Request: Find every line of the listing below where "oder" appears, and copy it.
>> START Materials provided
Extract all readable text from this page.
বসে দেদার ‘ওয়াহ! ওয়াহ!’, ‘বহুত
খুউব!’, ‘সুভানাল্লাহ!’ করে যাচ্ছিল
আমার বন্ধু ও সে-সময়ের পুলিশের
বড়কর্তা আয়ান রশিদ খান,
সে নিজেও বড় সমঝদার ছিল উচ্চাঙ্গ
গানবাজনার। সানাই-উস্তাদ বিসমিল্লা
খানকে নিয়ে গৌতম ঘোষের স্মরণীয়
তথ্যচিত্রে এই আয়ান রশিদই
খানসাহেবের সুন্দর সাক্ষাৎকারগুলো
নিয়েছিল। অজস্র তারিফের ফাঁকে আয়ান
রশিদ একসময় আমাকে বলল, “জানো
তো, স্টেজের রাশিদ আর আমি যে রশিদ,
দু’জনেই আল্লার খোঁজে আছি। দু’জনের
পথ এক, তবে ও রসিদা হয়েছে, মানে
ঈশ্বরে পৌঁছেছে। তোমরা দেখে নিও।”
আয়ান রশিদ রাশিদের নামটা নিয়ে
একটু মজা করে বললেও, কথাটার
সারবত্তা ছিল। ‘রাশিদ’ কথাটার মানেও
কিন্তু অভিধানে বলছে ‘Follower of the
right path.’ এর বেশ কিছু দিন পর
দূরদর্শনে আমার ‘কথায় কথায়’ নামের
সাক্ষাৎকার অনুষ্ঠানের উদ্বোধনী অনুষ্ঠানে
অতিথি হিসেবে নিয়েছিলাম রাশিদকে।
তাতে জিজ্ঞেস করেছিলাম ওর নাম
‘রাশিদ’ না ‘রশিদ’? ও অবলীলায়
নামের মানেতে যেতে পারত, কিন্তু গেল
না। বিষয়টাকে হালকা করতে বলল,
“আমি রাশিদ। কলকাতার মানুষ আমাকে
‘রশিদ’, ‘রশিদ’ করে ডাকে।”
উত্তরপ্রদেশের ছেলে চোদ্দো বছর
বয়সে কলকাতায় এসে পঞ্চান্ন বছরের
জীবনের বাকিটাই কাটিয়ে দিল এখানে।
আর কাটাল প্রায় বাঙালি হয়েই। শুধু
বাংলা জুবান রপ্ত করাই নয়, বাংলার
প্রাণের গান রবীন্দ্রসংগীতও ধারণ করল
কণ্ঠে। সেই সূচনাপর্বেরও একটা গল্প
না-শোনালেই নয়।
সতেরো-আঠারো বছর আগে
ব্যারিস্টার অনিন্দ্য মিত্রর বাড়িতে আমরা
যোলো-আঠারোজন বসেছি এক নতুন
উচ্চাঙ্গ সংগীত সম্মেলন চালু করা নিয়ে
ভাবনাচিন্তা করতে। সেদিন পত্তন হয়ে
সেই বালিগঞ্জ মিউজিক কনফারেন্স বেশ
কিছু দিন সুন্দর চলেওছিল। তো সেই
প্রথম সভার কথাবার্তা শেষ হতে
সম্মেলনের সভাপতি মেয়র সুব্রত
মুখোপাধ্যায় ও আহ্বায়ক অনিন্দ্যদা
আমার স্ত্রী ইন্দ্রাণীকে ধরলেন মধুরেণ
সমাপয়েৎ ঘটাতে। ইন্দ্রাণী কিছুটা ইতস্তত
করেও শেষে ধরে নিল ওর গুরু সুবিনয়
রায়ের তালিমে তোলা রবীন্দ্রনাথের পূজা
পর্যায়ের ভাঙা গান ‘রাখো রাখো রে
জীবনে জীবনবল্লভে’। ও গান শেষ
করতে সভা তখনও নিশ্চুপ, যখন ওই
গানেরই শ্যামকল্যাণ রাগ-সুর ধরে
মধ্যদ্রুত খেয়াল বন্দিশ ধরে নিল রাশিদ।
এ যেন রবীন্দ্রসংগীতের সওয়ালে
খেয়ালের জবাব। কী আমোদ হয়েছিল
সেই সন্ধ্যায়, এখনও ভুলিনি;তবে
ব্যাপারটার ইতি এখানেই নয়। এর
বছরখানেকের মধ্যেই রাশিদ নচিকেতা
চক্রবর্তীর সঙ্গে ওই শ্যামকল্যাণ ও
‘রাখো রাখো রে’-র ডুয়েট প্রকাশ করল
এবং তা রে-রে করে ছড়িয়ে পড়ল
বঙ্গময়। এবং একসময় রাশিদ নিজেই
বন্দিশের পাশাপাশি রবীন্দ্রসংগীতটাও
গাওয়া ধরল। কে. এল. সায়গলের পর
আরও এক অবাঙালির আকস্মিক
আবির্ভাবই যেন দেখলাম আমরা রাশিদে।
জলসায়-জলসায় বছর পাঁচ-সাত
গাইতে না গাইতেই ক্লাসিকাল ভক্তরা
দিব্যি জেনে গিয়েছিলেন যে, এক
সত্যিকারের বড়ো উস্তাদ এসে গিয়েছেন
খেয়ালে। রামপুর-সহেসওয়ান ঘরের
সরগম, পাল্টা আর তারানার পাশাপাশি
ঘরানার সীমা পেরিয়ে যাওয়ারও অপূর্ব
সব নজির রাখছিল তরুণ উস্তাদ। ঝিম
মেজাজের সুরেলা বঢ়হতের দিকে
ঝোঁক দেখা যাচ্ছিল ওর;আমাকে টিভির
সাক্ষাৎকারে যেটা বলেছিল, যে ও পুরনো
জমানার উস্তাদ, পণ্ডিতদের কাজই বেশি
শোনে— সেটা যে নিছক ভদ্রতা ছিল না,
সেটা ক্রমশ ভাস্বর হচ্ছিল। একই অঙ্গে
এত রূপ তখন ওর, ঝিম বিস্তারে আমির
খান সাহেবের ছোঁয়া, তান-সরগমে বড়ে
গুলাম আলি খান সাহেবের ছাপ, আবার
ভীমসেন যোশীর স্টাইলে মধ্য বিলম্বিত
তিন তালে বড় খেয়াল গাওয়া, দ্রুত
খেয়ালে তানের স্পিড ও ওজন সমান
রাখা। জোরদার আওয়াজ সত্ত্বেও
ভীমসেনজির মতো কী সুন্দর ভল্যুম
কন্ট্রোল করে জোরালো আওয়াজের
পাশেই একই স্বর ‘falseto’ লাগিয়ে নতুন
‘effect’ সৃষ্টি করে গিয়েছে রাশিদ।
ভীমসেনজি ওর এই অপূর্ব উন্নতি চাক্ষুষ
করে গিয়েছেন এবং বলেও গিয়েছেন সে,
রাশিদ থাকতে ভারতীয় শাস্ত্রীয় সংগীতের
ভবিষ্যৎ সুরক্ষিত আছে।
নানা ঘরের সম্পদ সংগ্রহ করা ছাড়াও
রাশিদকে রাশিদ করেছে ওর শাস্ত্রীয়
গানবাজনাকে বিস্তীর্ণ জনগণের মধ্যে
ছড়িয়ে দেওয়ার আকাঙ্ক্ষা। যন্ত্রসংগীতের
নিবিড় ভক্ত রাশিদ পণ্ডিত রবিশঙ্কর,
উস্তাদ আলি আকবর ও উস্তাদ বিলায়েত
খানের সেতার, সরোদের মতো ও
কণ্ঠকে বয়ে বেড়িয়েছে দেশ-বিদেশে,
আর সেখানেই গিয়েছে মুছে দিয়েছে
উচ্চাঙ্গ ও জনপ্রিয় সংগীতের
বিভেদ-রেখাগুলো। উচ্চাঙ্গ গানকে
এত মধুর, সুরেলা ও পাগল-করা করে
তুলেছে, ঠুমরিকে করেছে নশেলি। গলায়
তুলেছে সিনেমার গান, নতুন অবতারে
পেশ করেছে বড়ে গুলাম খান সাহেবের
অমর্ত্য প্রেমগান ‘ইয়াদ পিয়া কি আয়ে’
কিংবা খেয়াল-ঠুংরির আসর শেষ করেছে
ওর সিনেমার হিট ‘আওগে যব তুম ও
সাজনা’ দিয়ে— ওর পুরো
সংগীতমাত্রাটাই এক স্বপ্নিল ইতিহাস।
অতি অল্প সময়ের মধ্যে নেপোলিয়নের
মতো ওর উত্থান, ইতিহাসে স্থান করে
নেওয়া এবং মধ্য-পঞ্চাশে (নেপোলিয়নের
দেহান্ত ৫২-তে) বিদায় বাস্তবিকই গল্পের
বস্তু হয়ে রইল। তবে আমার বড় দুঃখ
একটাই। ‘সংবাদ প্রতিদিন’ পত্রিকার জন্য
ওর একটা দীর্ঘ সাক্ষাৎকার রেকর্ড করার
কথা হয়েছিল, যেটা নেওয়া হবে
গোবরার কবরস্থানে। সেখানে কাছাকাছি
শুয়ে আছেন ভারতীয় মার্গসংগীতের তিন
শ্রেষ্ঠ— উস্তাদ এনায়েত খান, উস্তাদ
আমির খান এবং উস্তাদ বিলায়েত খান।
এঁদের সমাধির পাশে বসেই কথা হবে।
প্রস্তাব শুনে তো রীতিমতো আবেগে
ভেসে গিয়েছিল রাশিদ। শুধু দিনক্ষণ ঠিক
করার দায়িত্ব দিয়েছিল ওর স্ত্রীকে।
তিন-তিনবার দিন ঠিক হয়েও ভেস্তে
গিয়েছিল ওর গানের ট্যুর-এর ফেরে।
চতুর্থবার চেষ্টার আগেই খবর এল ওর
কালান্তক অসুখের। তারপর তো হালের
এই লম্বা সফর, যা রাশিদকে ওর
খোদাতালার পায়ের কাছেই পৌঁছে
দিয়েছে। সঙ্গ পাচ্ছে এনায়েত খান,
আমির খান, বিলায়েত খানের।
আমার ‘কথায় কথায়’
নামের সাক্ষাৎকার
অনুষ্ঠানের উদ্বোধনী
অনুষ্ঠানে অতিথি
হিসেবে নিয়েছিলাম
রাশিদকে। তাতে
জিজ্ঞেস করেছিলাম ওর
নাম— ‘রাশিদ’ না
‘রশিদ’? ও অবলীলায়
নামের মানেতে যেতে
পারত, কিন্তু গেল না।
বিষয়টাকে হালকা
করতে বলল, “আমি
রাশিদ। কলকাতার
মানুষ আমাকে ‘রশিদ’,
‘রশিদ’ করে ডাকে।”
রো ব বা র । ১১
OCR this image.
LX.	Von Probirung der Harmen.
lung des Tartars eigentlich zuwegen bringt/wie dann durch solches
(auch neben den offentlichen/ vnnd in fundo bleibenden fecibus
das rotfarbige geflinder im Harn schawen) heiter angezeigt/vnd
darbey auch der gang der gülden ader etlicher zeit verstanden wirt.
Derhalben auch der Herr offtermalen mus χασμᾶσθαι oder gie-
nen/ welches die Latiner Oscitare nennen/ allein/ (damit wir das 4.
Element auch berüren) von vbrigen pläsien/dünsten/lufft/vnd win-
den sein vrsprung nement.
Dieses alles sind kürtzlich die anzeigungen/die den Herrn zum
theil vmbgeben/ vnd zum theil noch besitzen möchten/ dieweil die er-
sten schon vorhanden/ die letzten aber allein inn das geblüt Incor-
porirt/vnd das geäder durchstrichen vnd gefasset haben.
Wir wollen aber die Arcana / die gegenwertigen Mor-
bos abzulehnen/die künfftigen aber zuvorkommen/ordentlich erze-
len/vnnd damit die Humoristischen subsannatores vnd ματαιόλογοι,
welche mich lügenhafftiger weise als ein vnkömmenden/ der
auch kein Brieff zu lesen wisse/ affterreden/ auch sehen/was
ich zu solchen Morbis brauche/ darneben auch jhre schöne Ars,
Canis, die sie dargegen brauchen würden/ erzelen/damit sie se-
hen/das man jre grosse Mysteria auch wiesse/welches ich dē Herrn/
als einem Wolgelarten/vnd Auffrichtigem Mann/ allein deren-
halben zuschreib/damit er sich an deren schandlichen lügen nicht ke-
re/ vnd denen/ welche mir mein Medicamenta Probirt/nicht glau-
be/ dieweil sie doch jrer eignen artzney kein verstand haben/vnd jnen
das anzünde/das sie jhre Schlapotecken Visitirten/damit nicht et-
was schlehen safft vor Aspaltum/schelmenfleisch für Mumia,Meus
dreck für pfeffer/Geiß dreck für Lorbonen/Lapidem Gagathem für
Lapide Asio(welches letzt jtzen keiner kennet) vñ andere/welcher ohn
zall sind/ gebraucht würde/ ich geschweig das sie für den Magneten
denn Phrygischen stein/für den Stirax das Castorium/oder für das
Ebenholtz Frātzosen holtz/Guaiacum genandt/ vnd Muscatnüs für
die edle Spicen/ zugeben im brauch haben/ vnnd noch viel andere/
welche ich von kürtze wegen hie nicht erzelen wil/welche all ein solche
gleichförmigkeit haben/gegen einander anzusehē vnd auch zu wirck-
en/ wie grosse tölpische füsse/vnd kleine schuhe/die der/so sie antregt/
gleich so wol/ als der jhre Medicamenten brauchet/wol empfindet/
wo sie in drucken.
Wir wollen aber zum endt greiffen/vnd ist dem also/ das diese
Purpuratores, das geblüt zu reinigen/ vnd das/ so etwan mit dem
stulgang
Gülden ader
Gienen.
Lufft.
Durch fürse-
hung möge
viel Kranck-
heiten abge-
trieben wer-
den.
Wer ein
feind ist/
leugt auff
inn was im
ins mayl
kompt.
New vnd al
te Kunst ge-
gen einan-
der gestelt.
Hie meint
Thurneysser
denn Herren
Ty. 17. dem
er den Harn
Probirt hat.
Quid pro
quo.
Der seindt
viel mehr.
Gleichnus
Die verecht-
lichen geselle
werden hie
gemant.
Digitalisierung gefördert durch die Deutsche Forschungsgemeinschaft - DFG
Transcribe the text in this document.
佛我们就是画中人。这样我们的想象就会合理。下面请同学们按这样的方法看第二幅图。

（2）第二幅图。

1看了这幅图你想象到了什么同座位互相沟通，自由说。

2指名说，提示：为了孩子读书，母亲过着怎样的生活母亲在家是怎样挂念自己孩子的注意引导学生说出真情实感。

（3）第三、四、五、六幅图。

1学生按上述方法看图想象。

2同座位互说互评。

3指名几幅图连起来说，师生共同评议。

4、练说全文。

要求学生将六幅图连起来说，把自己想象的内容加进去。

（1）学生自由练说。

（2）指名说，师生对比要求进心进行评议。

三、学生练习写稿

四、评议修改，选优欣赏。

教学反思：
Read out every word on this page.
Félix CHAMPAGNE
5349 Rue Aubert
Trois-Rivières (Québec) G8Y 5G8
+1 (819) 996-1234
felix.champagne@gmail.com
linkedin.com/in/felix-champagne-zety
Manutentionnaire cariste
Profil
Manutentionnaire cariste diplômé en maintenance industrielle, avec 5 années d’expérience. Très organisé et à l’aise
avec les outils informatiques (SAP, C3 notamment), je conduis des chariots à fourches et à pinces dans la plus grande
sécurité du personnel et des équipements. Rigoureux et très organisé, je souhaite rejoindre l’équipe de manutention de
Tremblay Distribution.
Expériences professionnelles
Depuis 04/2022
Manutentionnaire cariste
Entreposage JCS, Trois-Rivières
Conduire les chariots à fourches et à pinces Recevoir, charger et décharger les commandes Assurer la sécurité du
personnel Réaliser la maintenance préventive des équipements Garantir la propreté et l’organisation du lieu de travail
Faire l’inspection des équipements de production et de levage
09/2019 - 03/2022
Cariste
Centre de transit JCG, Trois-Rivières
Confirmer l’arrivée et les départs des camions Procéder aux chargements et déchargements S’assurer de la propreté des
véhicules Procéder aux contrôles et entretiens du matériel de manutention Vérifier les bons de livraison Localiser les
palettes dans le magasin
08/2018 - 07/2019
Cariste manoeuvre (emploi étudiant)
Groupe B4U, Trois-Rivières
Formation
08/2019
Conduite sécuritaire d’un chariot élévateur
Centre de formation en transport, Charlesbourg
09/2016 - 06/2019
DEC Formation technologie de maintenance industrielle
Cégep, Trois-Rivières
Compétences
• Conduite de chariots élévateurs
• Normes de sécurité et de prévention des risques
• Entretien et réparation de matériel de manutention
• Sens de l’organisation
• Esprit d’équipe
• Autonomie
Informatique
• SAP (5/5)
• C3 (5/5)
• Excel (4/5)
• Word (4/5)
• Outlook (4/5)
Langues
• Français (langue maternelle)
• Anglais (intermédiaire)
>> END Materials provided
Result below:
Derhalben auch der Herr offtermalen mus χασμᾶσθαι oder gie-
denn Phrygischen stein/für den Stirax das Castorium/oder für das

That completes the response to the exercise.